** Opening SELECTED EXTRACT block **
The allowlist matching your chart minor must already be approved and published by Google. After you install the synchronizer, confirm the expected version appears in kubectl get WorkloadAllowlist (Step 3) before deploying.


Step-by-Step Guide

Step 1: Install the AllowlistSynchronizer

Apply an AllowlistSynchronizer to pull ARMO's allowlist(s) for the node-agent workload — in a single command, no file to save. Use the path for the image you run:

  • ARMO/armo-kubescape-node-agent/* — the public Kubescape node-agent (quay.io/kubescape/node-agent).
  • ARMO/armo-private-node-agent/* — the ARMO private node-agent (quay.io/armosec/node-agent).
kubectl apply -f - <<'EOF'
apiVersion: auto.gke.io/v1
kind: AllowlistSynchronizer
metadata:
  name: kubescape-allow-list
spec:
  allowlistPaths:
  - ARMO/armo-kubescape-node-agent/*
  - ARMO/armo-private-node-agent/*
EOF

Keep only the path you need.

Step 2: Wait for the AllowlistSynchronizer to sync (optional)

kubectl wait --for=condition=Ready allowlistsynchronizer/kubescape-allow-list --timeout=60s

Step 3: Validate the Allowlist Sync

kubectl get WorkloadAllowlist

You should see the installed allowlists, including the version that matches your Helm chart minor:

$ kubectl get WorkloadAllowlist
NAME                                AGE
armo-kubescape-node-agent-1.40-v2   37s
armo-private-node-agent-1.40-v2     37s

Use the exact name shown here when overriding the allowlist name (Step 4). A revision suffix such as -v2 is appended when an allowlist is superseded, so match whatever kubectl get WorkloadAllowlist reports.

Step 4: Install Kubescape with Helm

Enable the GKE Autopilot allowlist when you install or upgrade. Recent chart versions set nodeAgent.gke.allowlist.name to the correct allowlist for that chart version by default, so you normally only need to enable the feature:

helm upgrade --install kubescape kubescape/kubescape-operator \
  ... <all the other settings> ... \
  --set nodeAgent.gke.allowlist.enabled=true

Enabling the feature adds the cloud.google.com/matching-allowlist label to the node-agent pod, which is how GKE matches the workload to the allowlist.

Overriding the allowlist name (older charts, or to pin a specific version): set nodeAgent.gke.allowlist.name to the exact name shown in Step 3 that matches your chart — for example armo-kubescape-node-agent-1.40-v2 (public Kubescape node-agent). ARMO users running the private node-agent (quay.io/armosec/node-agent) should use armo-private-node-agent-… instead. The name must match an allowlist installed in the cluster (Step 3).

Step 5: Verify the Node Agent Pod is Running

kubectl get pods -n kubescape

Look for a pod named node-agent-* with STATUS: Running.


Using private (mirrored) images

If you mirror the node-agent image into a private registry, reference it by SHA-256 digest that matches the public image. The allowlist publishes the accepted digests (containerImageDigests); see Run Autopilot partner workloads — private image mirrors.
** Closing SELECTED EXTRACT block **
### YOUR OBJECTIVE
In the Kubescape GKE Autopilot guide, which label does enabling the allowlist feature add to the node-agent pod?
** Opening INFORMATION SUPPLIED block **
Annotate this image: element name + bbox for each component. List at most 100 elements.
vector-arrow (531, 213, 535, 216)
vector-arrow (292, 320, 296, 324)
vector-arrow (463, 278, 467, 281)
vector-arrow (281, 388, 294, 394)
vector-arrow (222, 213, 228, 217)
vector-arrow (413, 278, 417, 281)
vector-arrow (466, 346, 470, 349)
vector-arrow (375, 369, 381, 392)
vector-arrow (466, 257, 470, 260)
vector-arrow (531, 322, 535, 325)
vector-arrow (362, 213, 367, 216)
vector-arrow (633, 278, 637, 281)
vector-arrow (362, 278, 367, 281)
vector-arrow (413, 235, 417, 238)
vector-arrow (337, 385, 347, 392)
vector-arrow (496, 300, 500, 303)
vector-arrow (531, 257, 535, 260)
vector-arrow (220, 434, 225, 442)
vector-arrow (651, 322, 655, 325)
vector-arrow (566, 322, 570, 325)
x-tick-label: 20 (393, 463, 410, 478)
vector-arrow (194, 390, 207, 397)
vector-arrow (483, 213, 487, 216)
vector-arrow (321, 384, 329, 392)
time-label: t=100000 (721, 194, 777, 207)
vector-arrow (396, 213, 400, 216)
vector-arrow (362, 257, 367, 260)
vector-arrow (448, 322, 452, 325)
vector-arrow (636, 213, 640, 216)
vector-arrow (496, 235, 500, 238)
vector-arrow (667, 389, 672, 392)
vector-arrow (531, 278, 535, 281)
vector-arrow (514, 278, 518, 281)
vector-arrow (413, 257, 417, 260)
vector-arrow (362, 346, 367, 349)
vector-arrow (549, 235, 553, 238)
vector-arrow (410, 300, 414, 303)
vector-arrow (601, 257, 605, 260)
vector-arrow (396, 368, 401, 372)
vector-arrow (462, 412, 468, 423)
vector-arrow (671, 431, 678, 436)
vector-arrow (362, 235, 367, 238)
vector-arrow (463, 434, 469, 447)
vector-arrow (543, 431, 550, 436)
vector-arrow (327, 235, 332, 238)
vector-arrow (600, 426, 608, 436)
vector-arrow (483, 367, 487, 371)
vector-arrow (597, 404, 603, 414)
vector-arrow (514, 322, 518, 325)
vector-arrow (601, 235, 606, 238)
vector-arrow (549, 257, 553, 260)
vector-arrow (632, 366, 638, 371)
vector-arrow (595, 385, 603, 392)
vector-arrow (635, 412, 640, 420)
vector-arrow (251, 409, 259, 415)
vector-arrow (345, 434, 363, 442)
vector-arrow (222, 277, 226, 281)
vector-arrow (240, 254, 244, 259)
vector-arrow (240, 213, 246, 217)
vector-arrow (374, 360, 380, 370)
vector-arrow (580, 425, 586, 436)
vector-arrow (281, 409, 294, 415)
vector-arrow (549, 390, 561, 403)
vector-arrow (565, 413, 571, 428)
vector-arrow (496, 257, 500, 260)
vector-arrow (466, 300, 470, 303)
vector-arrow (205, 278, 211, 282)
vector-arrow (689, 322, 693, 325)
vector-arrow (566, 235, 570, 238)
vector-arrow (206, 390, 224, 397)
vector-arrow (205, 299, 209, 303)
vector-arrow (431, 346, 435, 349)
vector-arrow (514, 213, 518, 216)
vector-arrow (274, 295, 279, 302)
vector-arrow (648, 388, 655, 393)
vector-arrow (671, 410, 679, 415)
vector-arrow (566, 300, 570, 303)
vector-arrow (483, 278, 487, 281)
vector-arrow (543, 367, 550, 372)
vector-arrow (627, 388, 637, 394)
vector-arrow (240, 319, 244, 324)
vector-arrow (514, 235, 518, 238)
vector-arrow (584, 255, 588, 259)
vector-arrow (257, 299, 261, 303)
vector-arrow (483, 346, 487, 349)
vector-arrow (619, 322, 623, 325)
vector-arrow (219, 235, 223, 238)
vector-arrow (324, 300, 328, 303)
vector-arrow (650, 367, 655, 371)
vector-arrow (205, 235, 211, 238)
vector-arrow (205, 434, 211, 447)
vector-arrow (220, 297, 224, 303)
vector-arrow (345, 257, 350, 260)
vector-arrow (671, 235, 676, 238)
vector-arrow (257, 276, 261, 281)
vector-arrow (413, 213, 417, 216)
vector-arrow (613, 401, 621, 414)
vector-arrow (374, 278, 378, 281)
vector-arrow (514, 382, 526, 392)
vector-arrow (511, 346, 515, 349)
** Closing INFORMATION SUPPLIED block **
### SOLUTION
cloud.google.com/matching-allowlist